Labeled region entries:
________________________________________

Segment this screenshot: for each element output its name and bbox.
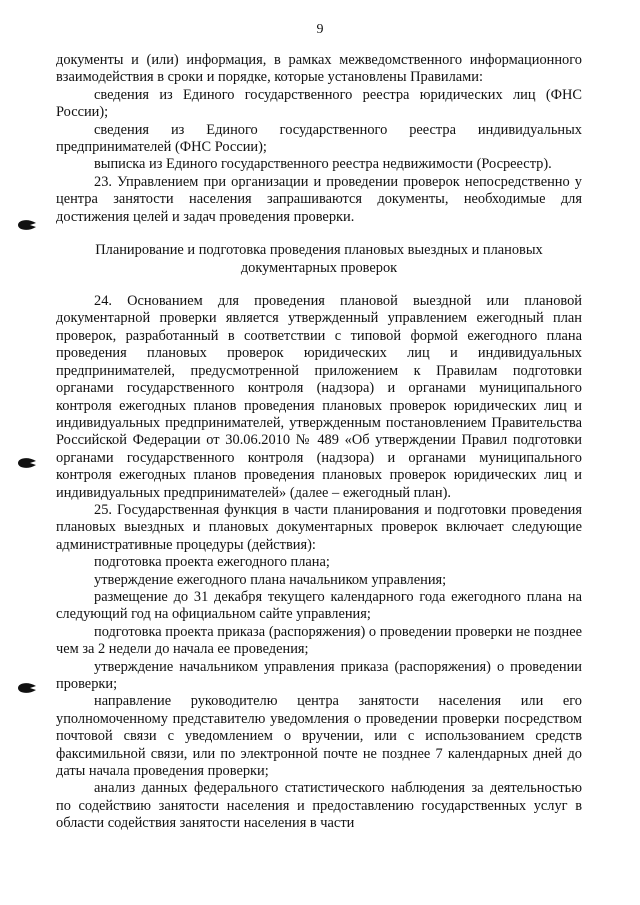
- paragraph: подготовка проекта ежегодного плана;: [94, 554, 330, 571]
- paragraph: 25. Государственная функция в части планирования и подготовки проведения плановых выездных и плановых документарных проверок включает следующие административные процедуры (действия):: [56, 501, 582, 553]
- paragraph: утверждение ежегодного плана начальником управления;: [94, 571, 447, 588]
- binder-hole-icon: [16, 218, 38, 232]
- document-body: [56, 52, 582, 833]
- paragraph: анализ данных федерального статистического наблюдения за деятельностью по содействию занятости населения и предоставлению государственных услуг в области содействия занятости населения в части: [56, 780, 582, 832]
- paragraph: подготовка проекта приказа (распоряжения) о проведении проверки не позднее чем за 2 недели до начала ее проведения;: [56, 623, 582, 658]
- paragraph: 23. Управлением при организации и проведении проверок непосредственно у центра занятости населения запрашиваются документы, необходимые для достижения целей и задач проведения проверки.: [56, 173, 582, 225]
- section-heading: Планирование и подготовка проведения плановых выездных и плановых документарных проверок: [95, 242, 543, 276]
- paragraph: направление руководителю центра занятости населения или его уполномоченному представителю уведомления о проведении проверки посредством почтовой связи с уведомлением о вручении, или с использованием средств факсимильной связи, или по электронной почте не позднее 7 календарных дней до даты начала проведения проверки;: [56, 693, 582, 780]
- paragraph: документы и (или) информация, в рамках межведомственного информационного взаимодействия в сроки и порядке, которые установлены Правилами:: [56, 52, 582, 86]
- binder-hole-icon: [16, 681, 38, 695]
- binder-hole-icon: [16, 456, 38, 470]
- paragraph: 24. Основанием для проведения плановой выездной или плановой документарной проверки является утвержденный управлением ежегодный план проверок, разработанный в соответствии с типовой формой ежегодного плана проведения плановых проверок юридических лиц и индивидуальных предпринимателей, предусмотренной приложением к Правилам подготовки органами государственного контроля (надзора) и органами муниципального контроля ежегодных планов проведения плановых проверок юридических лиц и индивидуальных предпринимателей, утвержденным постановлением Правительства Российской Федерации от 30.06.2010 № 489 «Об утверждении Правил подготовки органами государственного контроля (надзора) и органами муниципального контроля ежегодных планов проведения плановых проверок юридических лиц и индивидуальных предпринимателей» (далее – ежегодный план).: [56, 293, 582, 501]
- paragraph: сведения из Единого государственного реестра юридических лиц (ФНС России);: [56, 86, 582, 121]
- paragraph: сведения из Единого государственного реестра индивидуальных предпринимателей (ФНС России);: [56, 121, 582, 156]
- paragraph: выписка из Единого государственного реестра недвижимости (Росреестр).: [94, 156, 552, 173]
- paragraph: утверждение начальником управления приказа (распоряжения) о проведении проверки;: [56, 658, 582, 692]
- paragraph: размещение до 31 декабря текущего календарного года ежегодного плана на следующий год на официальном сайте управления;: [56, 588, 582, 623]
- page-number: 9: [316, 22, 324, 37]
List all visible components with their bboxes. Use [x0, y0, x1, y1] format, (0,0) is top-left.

________________________________________

WHAT THIS TASK INVOLVES
Quote all of these lines exactly, leaving the pictures out of your answer.

FINAL RESULT
Segment this screenshot: for each element output its name and bbox.
- paragraph: подготовка проекта ежегодного плана;: [94, 554, 330, 571]
- paragraph: 25. Государственная функция в части планирования и подготовки проведения плановых выездных и плановых документарных проверок включает следующие административные процедуры (действия):: [56, 501, 582, 553]
- paragraph: утверждение ежегодного плана начальником управления;: [94, 571, 447, 588]
- binder-hole-icon: [16, 218, 38, 232]
- document-body: [56, 52, 582, 833]
- paragraph: анализ данных федерального статистического наблюдения за деятельностью по содействию занятости населения и предоставлению государственных услуг в области содействия занятости населения в части: [56, 780, 582, 832]
- paragraph: подготовка проекта приказа (распоряжения) о проведении проверки не позднее чем за 2 недели до начала ее проведения;: [56, 623, 582, 658]
- paragraph: 23. Управлением при организации и проведении проверок непосредственно у центра занятости населения запрашиваются документы, необходимые для достижения целей и задач проведения проверки.: [56, 173, 582, 225]
- section-heading: Планирование и подготовка проведения плановых выездных и плановых документарных проверок: [95, 242, 543, 276]
- paragraph: направление руководителю центра занятости населения или его уполномоченному представителю уведомления о проведении проверки посредством почтовой связи с уведомлением о вручении, или с использованием средств факсимильной связи, или по электронной почте не позднее 7 календарных дней до даты начала проведения проверки;: [56, 693, 582, 780]
- paragraph: документы и (или) информация, в рамках межведомственного информационного взаимодействия в сроки и порядке, которые установлены Правилами:: [56, 52, 582, 86]
- binder-hole-icon: [16, 681, 38, 695]
- binder-hole-icon: [16, 456, 38, 470]
- paragraph: 24. Основанием для проведения плановой выездной или плановой документарной проверки является утвержденный управлением ежегодный план проверок, разработанный в соответствии с типовой формой ежегодного плана проведения плановых проверок юридических лиц и индивидуальных предпринимателей, предусмотренной приложением к Правилам подготовки органами государственного контроля (надзора) и органами муниципального контроля ежегодных планов проведения плановых проверок юридических лиц и индивидуальных предпринимателей, утвержденным постановлением Правительства Российской Федерации от 30.06.2010 № 489 «Об утверждении Правил подготовки органами государственного контроля (надзора) и органами муниципального контроля ежегодных планов проведения плановых проверок юридических лиц и индивидуальных предпринимателей» (далее – ежегодный план).: [56, 293, 582, 501]
- paragraph: сведения из Единого государственного реестра юридических лиц (ФНС России);: [56, 86, 582, 121]
- paragraph: сведения из Единого государственного реестра индивидуальных предпринимателей (ФНС России);: [56, 121, 582, 156]
- paragraph: выписка из Единого государственного реестра недвижимости (Росреестр).: [94, 156, 552, 173]
- paragraph: утверждение начальником управления приказа (распоряжения) о проведении проверки;: [56, 658, 582, 692]
- paragraph: размещение до 31 декабря текущего календарного года ежегодного плана на следующий год на официальном сайте управления;: [56, 588, 582, 623]
- page-number: 9: [316, 22, 324, 37]
List all visible components with their bboxes. Use [x0, y0, x1, y1] format, (0,0) is top-left.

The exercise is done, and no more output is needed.